THE PROBLEM: Show every line where "Zima" occurs.

DATA SECTION:
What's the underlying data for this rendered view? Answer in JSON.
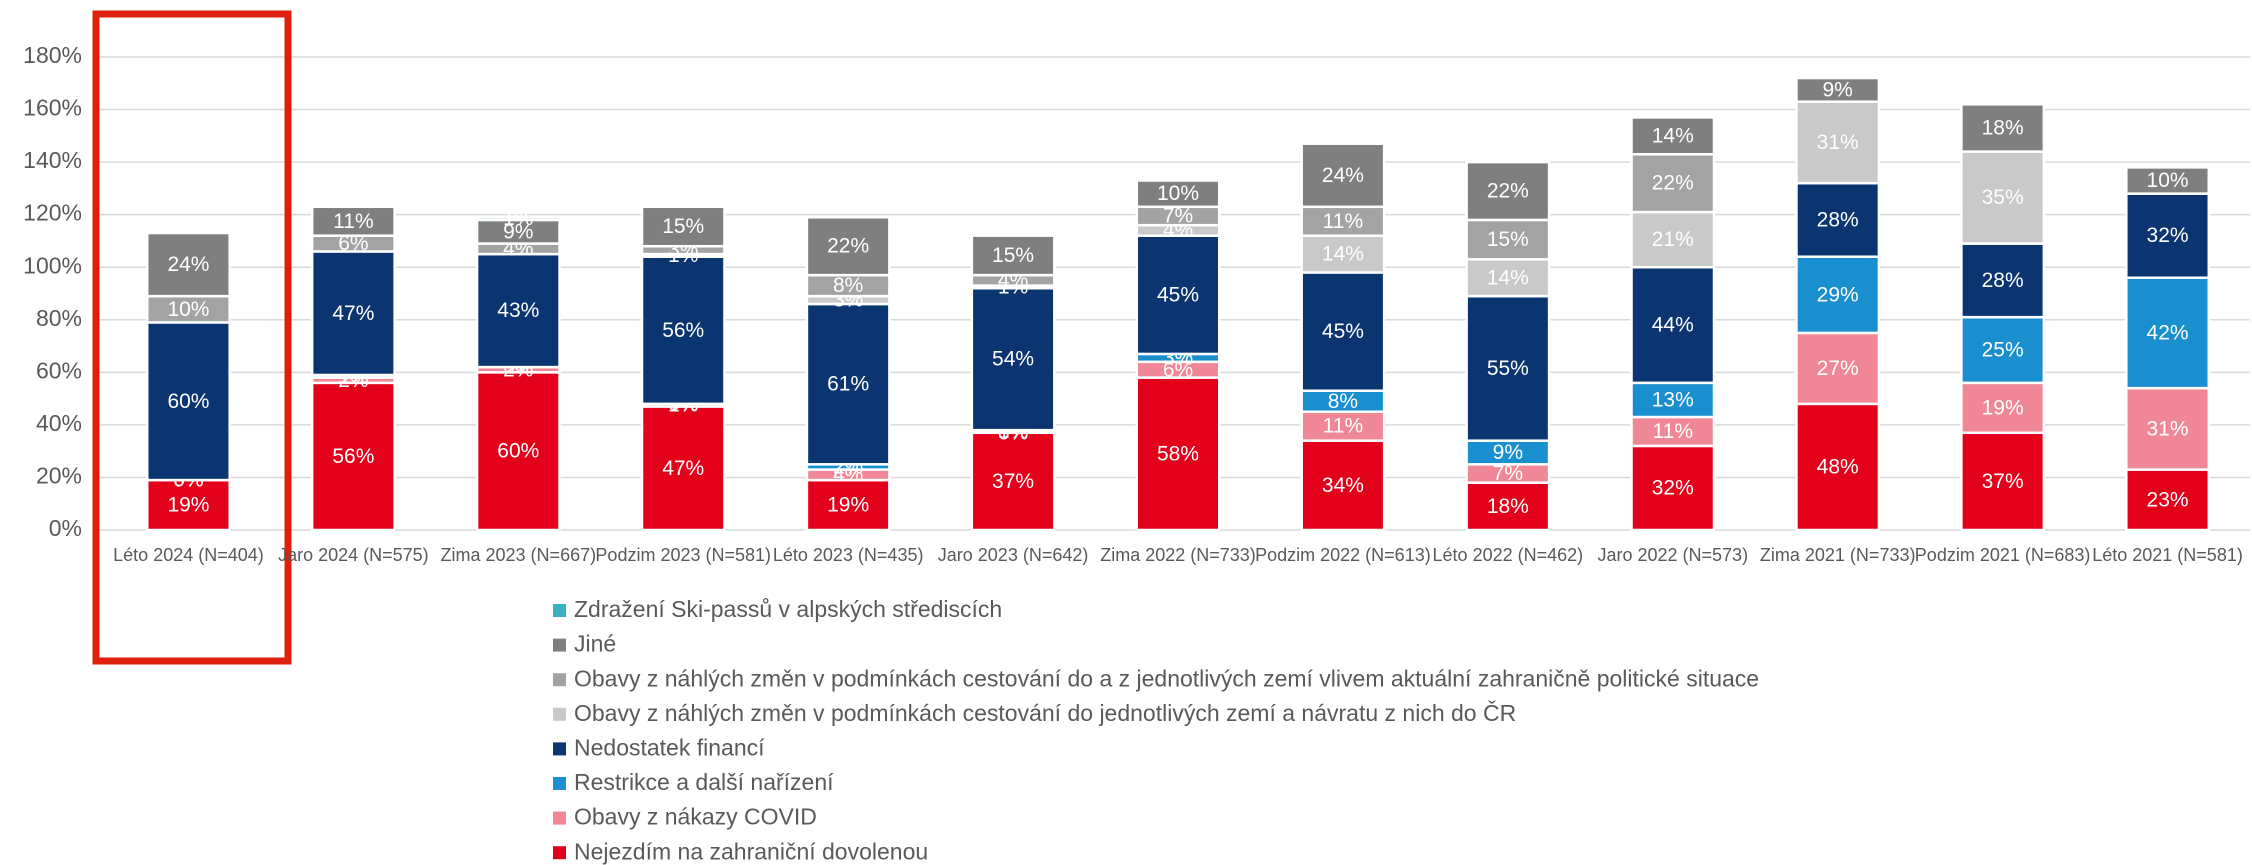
{
  "chart_data": {
    "type": "stacked-bar",
    "categories": [
      "Léto 2024 (N=404)",
      "Jaro 2024 (N=575)",
      "Zima 2023 (N=667)",
      "Podzim 2023 (N=581)",
      "Léto 2023 (N=435)",
      "Jaro 2023 (N=642)",
      "Zima 2022 (N=733)",
      "Podzim 2022 (N=613)",
      "Léto 2022 (N=462)",
      "Jaro 2022 (N=573)",
      "Zima 2021 (N=733)",
      "Podzim 2021 (N=683)",
      "Léto 2021 (N=581)"
    ],
    "series": [
      {
        "name": "Nejezdím na zahraniční dovolenou",
        "color": "#e2001a",
        "values": [
          19,
          56,
          60,
          47,
          19,
          37,
          58,
          34,
          18,
          32,
          48,
          37,
          23
        ],
        "value_labels": [
          "19%",
          "56%",
          "60%",
          "47%",
          "19%",
          "37%",
          "58%",
          "34%",
          "18%",
          "32%",
          "48%",
          "37%",
          "23%"
        ]
      },
      {
        "name": "Obavy z nákazy COVID",
        "color": "#f08796",
        "values": [
          0,
          2,
          2,
          1,
          4,
          0,
          6,
          11,
          7,
          11,
          27,
          19,
          31
        ],
        "value_labels": [
          "0%",
          "2%",
          "2%",
          "1%",
          "4%",
          "0%",
          "6%",
          "11%",
          "7%",
          "11%",
          "27%",
          "19%",
          "31%"
        ]
      },
      {
        "name": "Restrikce a další nařízení",
        "color": "#1a8fd0",
        "values": [
          0,
          1,
          0,
          0,
          2,
          1,
          3,
          8,
          9,
          13,
          29,
          25,
          42
        ],
        "value_labels": [
          "0%",
          "1%",
          "0%",
          "0%",
          "2%",
          "1%",
          "3%",
          "8%",
          "9%",
          "13%",
          "29%",
          "25%",
          "42%"
        ]
      },
      {
        "name": "Nedostatek financí",
        "color": "#0a3570",
        "values": [
          60,
          47,
          43,
          56,
          61,
          54,
          45,
          45,
          55,
          44,
          28,
          28,
          32
        ],
        "value_labels": [
          "60%",
          "47%",
          "43%",
          "56%",
          "61%",
          "54%",
          "45%",
          "45%",
          "55%",
          "44%",
          "28%",
          "28%",
          "32%"
        ]
      },
      {
        "name": "Obavy z náhlých změn v podmínkách cestování do jednotlivých zemí a návratu z nich do ČR",
        "color": "#c9c9c9",
        "values": [
          null,
          null,
          null,
          1,
          3,
          1,
          4,
          14,
          14,
          21,
          31,
          35,
          null
        ],
        "value_labels": [
          null,
          null,
          null,
          "1%",
          "3%",
          "1%",
          "4%",
          "14%",
          "14%",
          "21%",
          "31%",
          "35%",
          null
        ]
      },
      {
        "name": "Obavy z náhlých změn v podmínkách cestování do a z jednotlivých zemí vlivem aktuální zahraničně politické situace",
        "color": "#a3a3a3",
        "values": [
          10,
          6,
          4,
          3,
          8,
          4,
          7,
          11,
          15,
          22,
          null,
          null,
          null
        ],
        "value_labels": [
          "10%",
          "6%",
          "4%",
          "3%",
          "8%",
          "4%",
          "7%",
          "11%",
          "15%",
          "22%",
          null,
          null,
          null
        ]
      },
      {
        "name": "Jiné",
        "color": "#7f7f7f",
        "values": [
          24,
          11,
          9,
          15,
          22,
          15,
          10,
          24,
          22,
          14,
          9,
          18,
          10
        ],
        "value_labels": [
          "24%",
          "11%",
          "9%",
          "15%",
          "22%",
          "15%",
          "10%",
          "24%",
          "22%",
          "14%",
          "9%",
          "18%",
          "10%"
        ]
      },
      {
        "name": "Zdražení Ski-passů v alpských střediscích",
        "color": "#3ab0c0",
        "values": [
          null,
          null,
          1,
          null,
          null,
          null,
          null,
          null,
          null,
          null,
          null,
          null,
          null
        ],
        "value_labels": [
          null,
          null,
          "1%",
          null,
          null,
          null,
          null,
          null,
          null,
          null,
          null,
          null,
          null
        ]
      }
    ],
    "ylim": [
      0,
      180
    ],
    "yticks": [
      {
        "value": 0,
        "label": "0%"
      },
      {
        "value": 20,
        "label": "20%"
      },
      {
        "value": 40,
        "label": "40%"
      },
      {
        "value": 60,
        "label": "60%"
      },
      {
        "value": 80,
        "label": "80%"
      },
      {
        "value": 100,
        "label": "100%"
      },
      {
        "value": 120,
        "label": "120%"
      },
      {
        "value": 140,
        "label": "140%"
      },
      {
        "value": 160,
        "label": "160%"
      },
      {
        "value": 180,
        "label": "180%"
      }
    ],
    "grid": true
  }
}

SOLVED EXERCISE:
      "Zima 2023 (N=667)",
      "Zima 2022 (N=733)",
      "Zima 2021 (N=733)",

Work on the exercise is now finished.